----- EXTRACTED RECORDS -----

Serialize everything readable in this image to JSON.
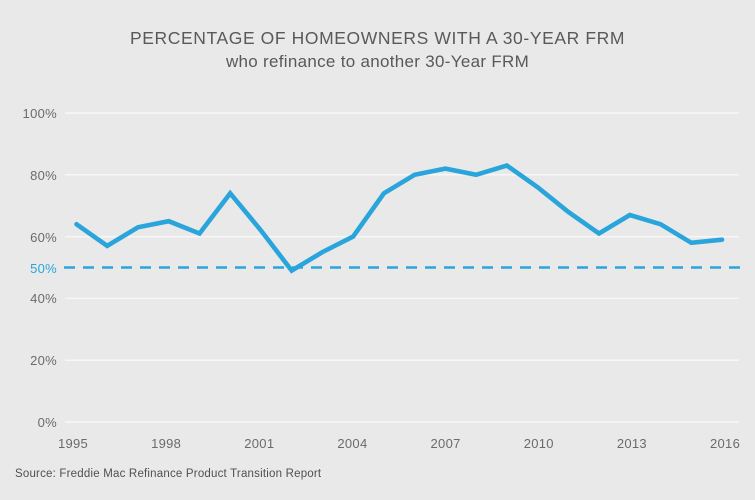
{
  "title": {
    "line1": "PERCENTAGE OF HOMEOWNERS WITH A 30-YEAR FRM",
    "line2": "who refinance to another 30-Year FRM"
  },
  "source": "Source: Freddie Mac Refinance Product Transition Report",
  "colors": {
    "line": "#2aa5dc",
    "reference_line": "#2aa5dc",
    "grid": "#f7f7f7",
    "background": "#e9e9e9",
    "tick_text": "#6a6b6d",
    "title_text": "#58595b"
  },
  "chart_data": {
    "type": "line",
    "title": "PERCENTAGE OF HOMEOWNERS WITH A 30-YEAR FRM",
    "subtitle": "who refinance to another 30-Year FRM",
    "xlabel": "",
    "ylabel": "",
    "x": [
      1995,
      1996,
      1997,
      1998,
      1999,
      2000,
      2001,
      2002,
      2003,
      2004,
      2005,
      2006,
      2007,
      2008,
      2009,
      2010,
      2011,
      2012,
      2013,
      2014,
      2015,
      2016
    ],
    "values": [
      64,
      57,
      63,
      65,
      61,
      74,
      62,
      49,
      55,
      60,
      74,
      80,
      82,
      80,
      83,
      76,
      68,
      61,
      67,
      64,
      58,
      59
    ],
    "series_name": "30-year FRM to 30-year FRM refinance share (%)",
    "x_tick_labels": [
      "1995",
      "1998",
      "2001",
      "2004",
      "2007",
      "2010",
      "2013",
      "2016"
    ],
    "y_ticks": [
      {
        "label": "100%",
        "value": 100,
        "accent": false
      },
      {
        "label": "80%",
        "value": 80,
        "accent": false
      },
      {
        "label": "60%",
        "value": 60,
        "accent": false
      },
      {
        "label": "50%",
        "value": 50,
        "accent": true
      },
      {
        "label": "40%",
        "value": 40,
        "accent": false
      },
      {
        "label": "20%",
        "value": 20,
        "accent": false
      },
      {
        "label": "0%",
        "value": 0,
        "accent": false
      }
    ],
    "gridline_values": [
      0,
      20,
      40,
      60,
      80,
      100
    ],
    "reference_line": {
      "value": 50,
      "style": "dashed",
      "label": "50%"
    },
    "ylim": [
      0,
      100
    ],
    "grid": "horizontal",
    "legend_position": "none"
  }
}
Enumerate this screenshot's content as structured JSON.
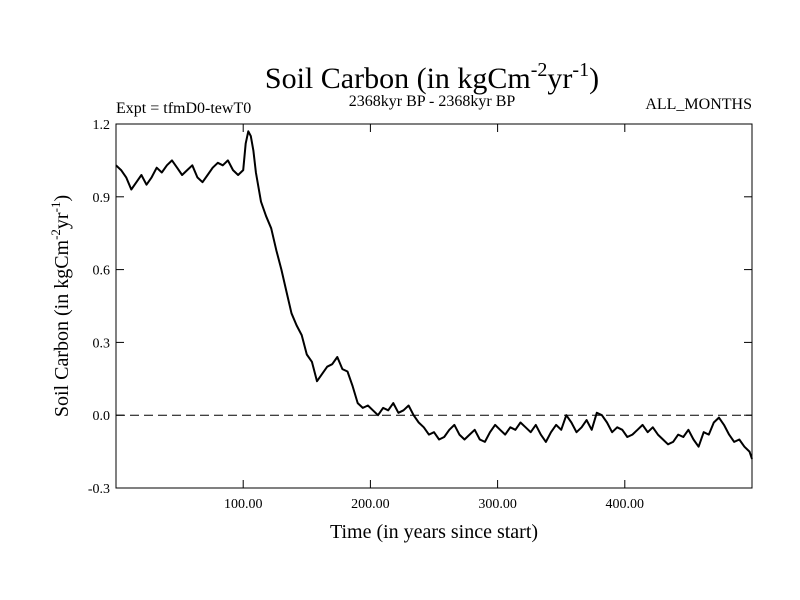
{
  "chart_data": {
    "type": "line",
    "title_main": "Soil Carbon (in kgCm",
    "title_sup1": "-2",
    "title_mid": "yr",
    "title_sup2": "-1",
    "title_end": ")",
    "experiment_label": "Expt = tfmD0-tewT0",
    "period_label": "2368kyr BP - 2368kyr BP",
    "months_label": "ALL_MONTHS",
    "xlabel": "Time (in years since start)",
    "ylabel_main": "Soil Carbon (in kgCm",
    "ylabel_sup1": "-2",
    "ylabel_mid": "yr",
    "ylabel_sup2": "-1",
    "ylabel_end": ")",
    "xlim": [
      0,
      500
    ],
    "ylim": [
      -0.3,
      1.2
    ],
    "x_ticks": [
      100,
      200,
      300,
      400
    ],
    "x_tick_labels": [
      "100.00",
      "200.00",
      "300.00",
      "400.00"
    ],
    "y_ticks": [
      -0.3,
      0.0,
      0.3,
      0.6,
      0.9,
      1.2
    ],
    "y_tick_labels": [
      "-0.3",
      "0.0",
      "0.3",
      "0.6",
      "0.9",
      "1.2"
    ],
    "reference_line_y": 0.0,
    "series": [
      {
        "name": "Soil Carbon",
        "x": [
          0,
          4,
          8,
          12,
          16,
          20,
          24,
          28,
          32,
          36,
          40,
          44,
          48,
          52,
          56,
          60,
          64,
          68,
          72,
          76,
          80,
          84,
          88,
          92,
          96,
          100,
          102,
          104,
          106,
          108,
          110,
          114,
          118,
          122,
          126,
          130,
          134,
          138,
          142,
          146,
          150,
          154,
          158,
          162,
          166,
          170,
          174,
          178,
          182,
          186,
          190,
          194,
          198,
          202,
          206,
          210,
          214,
          218,
          222,
          226,
          230,
          234,
          238,
          242,
          246,
          250,
          254,
          258,
          262,
          266,
          270,
          274,
          278,
          282,
          286,
          290,
          294,
          298,
          302,
          306,
          310,
          314,
          318,
          322,
          326,
          330,
          334,
          338,
          342,
          346,
          350,
          354,
          358,
          362,
          366,
          370,
          374,
          378,
          382,
          386,
          390,
          394,
          398,
          402,
          406,
          410,
          414,
          418,
          422,
          426,
          430,
          434,
          438,
          442,
          446,
          450,
          454,
          458,
          462,
          466,
          470,
          474,
          478,
          482,
          486,
          490,
          494,
          498,
          500
        ],
        "y": [
          1.03,
          1.01,
          0.98,
          0.93,
          0.96,
          0.99,
          0.95,
          0.98,
          1.02,
          1.0,
          1.03,
          1.05,
          1.02,
          0.99,
          1.01,
          1.03,
          0.98,
          0.96,
          0.99,
          1.02,
          1.04,
          1.03,
          1.05,
          1.01,
          0.99,
          1.01,
          1.12,
          1.17,
          1.15,
          1.09,
          1.0,
          0.88,
          0.82,
          0.77,
          0.68,
          0.6,
          0.51,
          0.42,
          0.37,
          0.33,
          0.25,
          0.22,
          0.14,
          0.17,
          0.2,
          0.21,
          0.24,
          0.19,
          0.18,
          0.12,
          0.05,
          0.03,
          0.04,
          0.02,
          0.0,
          0.03,
          0.02,
          0.05,
          0.01,
          0.02,
          0.04,
          0.0,
          -0.03,
          -0.05,
          -0.08,
          -0.07,
          -0.1,
          -0.09,
          -0.06,
          -0.04,
          -0.08,
          -0.1,
          -0.08,
          -0.06,
          -0.1,
          -0.11,
          -0.07,
          -0.04,
          -0.06,
          -0.08,
          -0.05,
          -0.06,
          -0.03,
          -0.05,
          -0.07,
          -0.04,
          -0.08,
          -0.11,
          -0.07,
          -0.04,
          -0.06,
          0.0,
          -0.03,
          -0.07,
          -0.05,
          -0.02,
          -0.06,
          0.01,
          0.0,
          -0.03,
          -0.07,
          -0.05,
          -0.06,
          -0.09,
          -0.08,
          -0.06,
          -0.04,
          -0.07,
          -0.05,
          -0.08,
          -0.1,
          -0.12,
          -0.11,
          -0.08,
          -0.09,
          -0.06,
          -0.1,
          -0.13,
          -0.07,
          -0.08,
          -0.03,
          -0.01,
          -0.04,
          -0.08,
          -0.11,
          -0.1,
          -0.13,
          -0.15,
          -0.18
        ]
      }
    ]
  }
}
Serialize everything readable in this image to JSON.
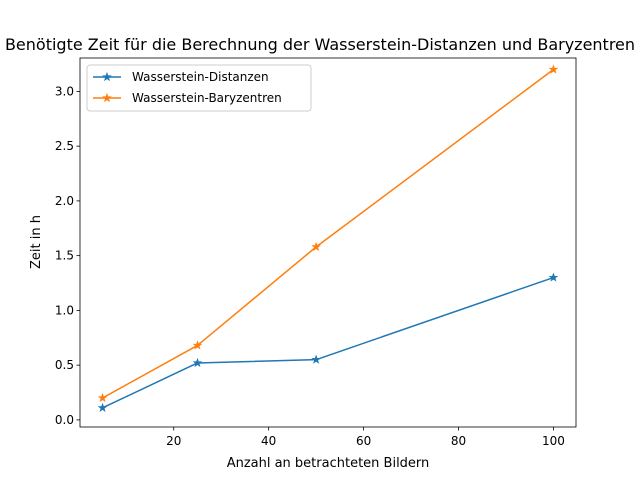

-----

**WRITTEN REQUEST:**
Only the number is wanted: how many lines in the entries above contain the string "another"?

**EXPECTED ANSWER:**
2